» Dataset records
++++++++++

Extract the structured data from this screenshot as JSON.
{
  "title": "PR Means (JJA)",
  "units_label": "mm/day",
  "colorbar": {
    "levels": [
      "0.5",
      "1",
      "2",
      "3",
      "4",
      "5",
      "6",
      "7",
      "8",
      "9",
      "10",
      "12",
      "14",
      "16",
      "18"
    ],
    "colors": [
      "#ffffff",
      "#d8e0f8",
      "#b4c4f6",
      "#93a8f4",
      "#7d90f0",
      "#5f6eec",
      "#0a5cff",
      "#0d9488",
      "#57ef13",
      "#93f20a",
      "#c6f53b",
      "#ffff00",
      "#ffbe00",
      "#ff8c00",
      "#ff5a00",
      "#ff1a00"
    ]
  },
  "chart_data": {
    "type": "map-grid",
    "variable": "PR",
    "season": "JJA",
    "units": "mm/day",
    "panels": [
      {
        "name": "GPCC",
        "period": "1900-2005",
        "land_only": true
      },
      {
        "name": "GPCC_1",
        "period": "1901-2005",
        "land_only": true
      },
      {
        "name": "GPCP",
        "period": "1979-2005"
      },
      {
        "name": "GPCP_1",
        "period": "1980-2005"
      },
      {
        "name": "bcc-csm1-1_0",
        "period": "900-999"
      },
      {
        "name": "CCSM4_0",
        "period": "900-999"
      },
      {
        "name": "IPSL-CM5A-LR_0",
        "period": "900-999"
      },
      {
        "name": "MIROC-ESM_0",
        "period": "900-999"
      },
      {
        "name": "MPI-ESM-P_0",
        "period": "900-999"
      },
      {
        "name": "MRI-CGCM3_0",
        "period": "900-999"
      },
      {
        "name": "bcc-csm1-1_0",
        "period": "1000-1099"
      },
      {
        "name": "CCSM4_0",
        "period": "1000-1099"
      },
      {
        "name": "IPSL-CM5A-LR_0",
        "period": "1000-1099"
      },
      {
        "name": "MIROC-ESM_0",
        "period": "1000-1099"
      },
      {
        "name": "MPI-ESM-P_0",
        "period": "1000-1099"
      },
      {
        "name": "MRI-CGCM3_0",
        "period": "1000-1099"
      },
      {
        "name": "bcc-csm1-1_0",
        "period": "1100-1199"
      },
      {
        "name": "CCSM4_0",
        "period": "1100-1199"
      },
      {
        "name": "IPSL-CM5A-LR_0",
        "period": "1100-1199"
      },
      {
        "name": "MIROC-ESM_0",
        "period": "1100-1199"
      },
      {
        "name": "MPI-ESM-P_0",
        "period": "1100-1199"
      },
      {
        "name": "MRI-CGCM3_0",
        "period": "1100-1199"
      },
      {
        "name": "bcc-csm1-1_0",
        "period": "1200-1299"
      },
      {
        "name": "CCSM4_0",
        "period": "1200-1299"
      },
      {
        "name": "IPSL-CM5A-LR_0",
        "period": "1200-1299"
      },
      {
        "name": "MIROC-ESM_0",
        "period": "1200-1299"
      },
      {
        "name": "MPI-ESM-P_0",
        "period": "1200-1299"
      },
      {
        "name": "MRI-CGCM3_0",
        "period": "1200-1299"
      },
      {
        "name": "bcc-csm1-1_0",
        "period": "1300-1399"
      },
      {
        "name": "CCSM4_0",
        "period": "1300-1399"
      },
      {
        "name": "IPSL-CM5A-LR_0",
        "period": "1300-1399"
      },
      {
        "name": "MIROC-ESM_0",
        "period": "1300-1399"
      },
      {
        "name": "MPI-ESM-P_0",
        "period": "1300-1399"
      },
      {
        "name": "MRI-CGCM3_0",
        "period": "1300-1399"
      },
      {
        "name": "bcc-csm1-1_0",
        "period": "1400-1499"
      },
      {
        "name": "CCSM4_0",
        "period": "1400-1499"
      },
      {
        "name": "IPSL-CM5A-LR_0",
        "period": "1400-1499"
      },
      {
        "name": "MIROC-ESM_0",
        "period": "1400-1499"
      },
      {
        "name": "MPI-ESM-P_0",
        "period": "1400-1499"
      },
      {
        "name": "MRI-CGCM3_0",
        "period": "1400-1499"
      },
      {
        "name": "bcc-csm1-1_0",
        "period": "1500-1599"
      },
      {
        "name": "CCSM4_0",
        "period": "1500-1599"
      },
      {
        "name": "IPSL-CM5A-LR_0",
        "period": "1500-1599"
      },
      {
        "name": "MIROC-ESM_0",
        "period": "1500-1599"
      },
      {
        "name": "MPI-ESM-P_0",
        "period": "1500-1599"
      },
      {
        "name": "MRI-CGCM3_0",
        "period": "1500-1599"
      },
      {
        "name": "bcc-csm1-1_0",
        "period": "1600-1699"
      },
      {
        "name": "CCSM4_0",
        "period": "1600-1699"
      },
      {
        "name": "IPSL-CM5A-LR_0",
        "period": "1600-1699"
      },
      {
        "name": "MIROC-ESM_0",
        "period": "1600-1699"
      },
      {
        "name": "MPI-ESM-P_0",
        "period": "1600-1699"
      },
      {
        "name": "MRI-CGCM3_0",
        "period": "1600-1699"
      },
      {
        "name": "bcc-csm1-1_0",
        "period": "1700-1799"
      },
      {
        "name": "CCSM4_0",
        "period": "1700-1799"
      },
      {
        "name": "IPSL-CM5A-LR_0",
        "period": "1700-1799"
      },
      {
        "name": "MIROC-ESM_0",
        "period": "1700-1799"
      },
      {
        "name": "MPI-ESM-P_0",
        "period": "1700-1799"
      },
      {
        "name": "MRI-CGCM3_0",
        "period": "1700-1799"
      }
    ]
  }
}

++++++++++

» YOUR INSTRUCTIONS
Restate the data above word for word.

» SOLVED PROBLEM
Extract the structured data from this screenshot as JSON.
{
  "title": "PR Means (JJA)",
  "units_label": "mm/day",
  "colorbar": {
    "levels": [
      "0.5",
      "1",
      "2",
      "3",
      "4",
      "5",
      "6",
      "7",
      "8",
      "9",
      "10",
      "12",
      "14",
      "16",
      "18"
    ],
    "colors": [
      "#ffffff",
      "#d8e0f8",
      "#b4c4f6",
      "#93a8f4",
      "#7d90f0",
      "#5f6eec",
      "#0a5cff",
      "#0d9488",
      "#57ef13",
      "#93f20a",
      "#c6f53b",
      "#ffff00",
      "#ffbe00",
      "#ff8c00",
      "#ff5a00",
      "#ff1a00"
    ]
  },
  "chart_data": {
    "type": "map-grid",
    "variable": "PR",
    "season": "JJA",
    "units": "mm/day",
    "panels": [
      {
        "name": "GPCC",
        "period": "1900-2005",
        "land_only": true
      },
      {
        "name": "GPCC_1",
        "period": "1901-2005",
        "land_only": true
      },
      {
        "name": "GPCP",
        "period": "1979-2005"
      },
      {
        "name": "GPCP_1",
        "period": "1980-2005"
      },
      {
        "name": "bcc-csm1-1_0",
        "period": "900-999"
      },
      {
        "name": "CCSM4_0",
        "period": "900-999"
      },
      {
        "name": "IPSL-CM5A-LR_0",
        "period": "900-999"
      },
      {
        "name": "MIROC-ESM_0",
        "period": "900-999"
      },
      {
        "name": "MPI-ESM-P_0",
        "period": "900-999"
      },
      {
        "name": "MRI-CGCM3_0",
        "period": "900-999"
      },
      {
        "name": "bcc-csm1-1_0",
        "period": "1000-1099"
      },
      {
        "name": "CCSM4_0",
        "period": "1000-1099"
      },
      {
        "name": "IPSL-CM5A-LR_0",
        "period": "1000-1099"
      },
      {
        "name": "MIROC-ESM_0",
        "period": "1000-1099"
      },
      {
        "name": "MPI-ESM-P_0",
        "period": "1000-1099"
      },
      {
        "name": "MRI-CGCM3_0",
        "period": "1000-1099"
      },
      {
        "name": "bcc-csm1-1_0",
        "period": "1100-1199"
      },
      {
        "name": "CCSM4_0",
        "period": "1100-1199"
      },
      {
        "name": "IPSL-CM5A-LR_0",
        "period": "1100-1199"
      },
      {
        "name": "MIROC-ESM_0",
        "period": "1100-1199"
      },
      {
        "name": "MPI-ESM-P_0",
        "period": "1100-1199"
      },
      {
        "name": "MRI-CGCM3_0",
        "period": "1100-1199"
      },
      {
        "name": "bcc-csm1-1_0",
        "period": "1200-1299"
      },
      {
        "name": "CCSM4_0",
        "period": "1200-1299"
      },
      {
        "name": "IPSL-CM5A-LR_0",
        "period": "1200-1299"
      },
      {
        "name": "MIROC-ESM_0",
        "period": "1200-1299"
      },
      {
        "name": "MPI-ESM-P_0",
        "period": "1200-1299"
      },
      {
        "name": "MRI-CGCM3_0",
        "period": "1200-1299"
      },
      {
        "name": "bcc-csm1-1_0",
        "period": "1300-1399"
      },
      {
        "name": "CCSM4_0",
        "period": "1300-1399"
      },
      {
        "name": "IPSL-CM5A-LR_0",
        "period": "1300-1399"
      },
      {
        "name": "MIROC-ESM_0",
        "period": "1300-1399"
      },
      {
        "name": "MPI-ESM-P_0",
        "period": "1300-1399"
      },
      {
        "name": "MRI-CGCM3_0",
        "period": "1300-1399"
      },
      {
        "name": "bcc-csm1-1_0",
        "period": "1400-1499"
      },
      {
        "name": "CCSM4_0",
        "period": "1400-1499"
      },
      {
        "name": "IPSL-CM5A-LR_0",
        "period": "1400-1499"
      },
      {
        "name": "MIROC-ESM_0",
        "period": "1400-1499"
      },
      {
        "name": "MPI-ESM-P_0",
        "period": "1400-1499"
      },
      {
        "name": "MRI-CGCM3_0",
        "period": "1400-1499"
      },
      {
        "name": "bcc-csm1-1_0",
        "period": "1500-1599"
      },
      {
        "name": "CCSM4_0",
        "period": "1500-1599"
      },
      {
        "name": "IPSL-CM5A-LR_0",
        "period": "1500-1599"
      },
      {
        "name": "MIROC-ESM_0",
        "period": "1500-1599"
      },
      {
        "name": "MPI-ESM-P_0",
        "period": "1500-1599"
      },
      {
        "name": "MRI-CGCM3_0",
        "period": "1500-1599"
      },
      {
        "name": "bcc-csm1-1_0",
        "period": "1600-1699"
      },
      {
        "name": "CCSM4_0",
        "period": "1600-1699"
      },
      {
        "name": "IPSL-CM5A-LR_0",
        "period": "1600-1699"
      },
      {
        "name": "MIROC-ESM_0",
        "period": "1600-1699"
      },
      {
        "name": "MPI-ESM-P_0",
        "period": "1600-1699"
      },
      {
        "name": "MRI-CGCM3_0",
        "period": "1600-1699"
      },
      {
        "name": "bcc-csm1-1_0",
        "period": "1700-1799"
      },
      {
        "name": "CCSM4_0",
        "period": "1700-1799"
      },
      {
        "name": "IPSL-CM5A-LR_0",
        "period": "1700-1799"
      },
      {
        "name": "MIROC-ESM_0",
        "period": "1700-1799"
      },
      {
        "name": "MPI-ESM-P_0",
        "period": "1700-1799"
      },
      {
        "name": "MRI-CGCM3_0",
        "period": "1700-1799"
      }
    ]
  }
}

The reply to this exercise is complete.